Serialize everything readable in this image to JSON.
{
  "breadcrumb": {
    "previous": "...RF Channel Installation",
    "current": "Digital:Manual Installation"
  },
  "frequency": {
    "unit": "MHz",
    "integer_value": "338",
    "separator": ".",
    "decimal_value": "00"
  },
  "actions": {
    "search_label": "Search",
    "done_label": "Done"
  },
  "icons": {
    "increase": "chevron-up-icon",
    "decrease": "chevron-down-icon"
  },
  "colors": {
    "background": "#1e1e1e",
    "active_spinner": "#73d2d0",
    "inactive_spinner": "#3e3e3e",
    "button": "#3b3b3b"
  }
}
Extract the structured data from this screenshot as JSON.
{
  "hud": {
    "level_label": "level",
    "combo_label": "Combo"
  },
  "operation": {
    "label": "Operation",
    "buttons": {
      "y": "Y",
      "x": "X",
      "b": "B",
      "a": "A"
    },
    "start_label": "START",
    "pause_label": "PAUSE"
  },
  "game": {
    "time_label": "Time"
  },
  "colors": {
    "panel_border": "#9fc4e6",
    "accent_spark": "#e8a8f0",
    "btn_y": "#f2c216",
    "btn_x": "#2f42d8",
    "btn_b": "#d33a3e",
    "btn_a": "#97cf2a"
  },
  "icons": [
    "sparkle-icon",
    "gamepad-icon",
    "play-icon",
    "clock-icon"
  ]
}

________

### REQUIRED TASK
Transcribe all of the material exactly. Omit nothing.

### EXPECTED OUTPUT
Serialize everything readable in this image to JSON.
{
  "breadcrumb": {
    "previous": "...RF Channel Installation",
    "current": "Digital:Manual Installation"
  },
  "frequency": {
    "unit": "MHz",
    "integer_value": "338",
    "separator": ".",
    "decimal_value": "00"
  },
  "actions": {
    "search_label": "Search",
    "done_label": "Done"
  },
  "icons": {
    "increase": "chevron-up-icon",
    "decrease": "chevron-down-icon"
  },
  "colors": {
    "background": "#1e1e1e",
    "active_spinner": "#73d2d0",
    "inactive_spinner": "#3e3e3e",
    "button": "#3b3b3b"
  }
}
Extract the structured data from this screenshot as JSON.
{
  "hud": {
    "level_label": "level",
    "combo_label": "Combo"
  },
  "operation": {
    "label": "Operation",
    "buttons": {
      "y": "Y",
      "x": "X",
      "b": "B",
      "a": "A"
    },
    "start_label": "START",
    "pause_label": "PAUSE"
  },
  "game": {
    "time_label": "Time"
  },
  "colors": {
    "panel_border": "#9fc4e6",
    "accent_spark": "#e8a8f0",
    "btn_y": "#f2c216",
    "btn_x": "#2f42d8",
    "btn_b": "#d33a3e",
    "btn_a": "#97cf2a"
  },
  "icons": [
    "sparkle-icon",
    "gamepad-icon",
    "play-icon",
    "clock-icon"
  ]
}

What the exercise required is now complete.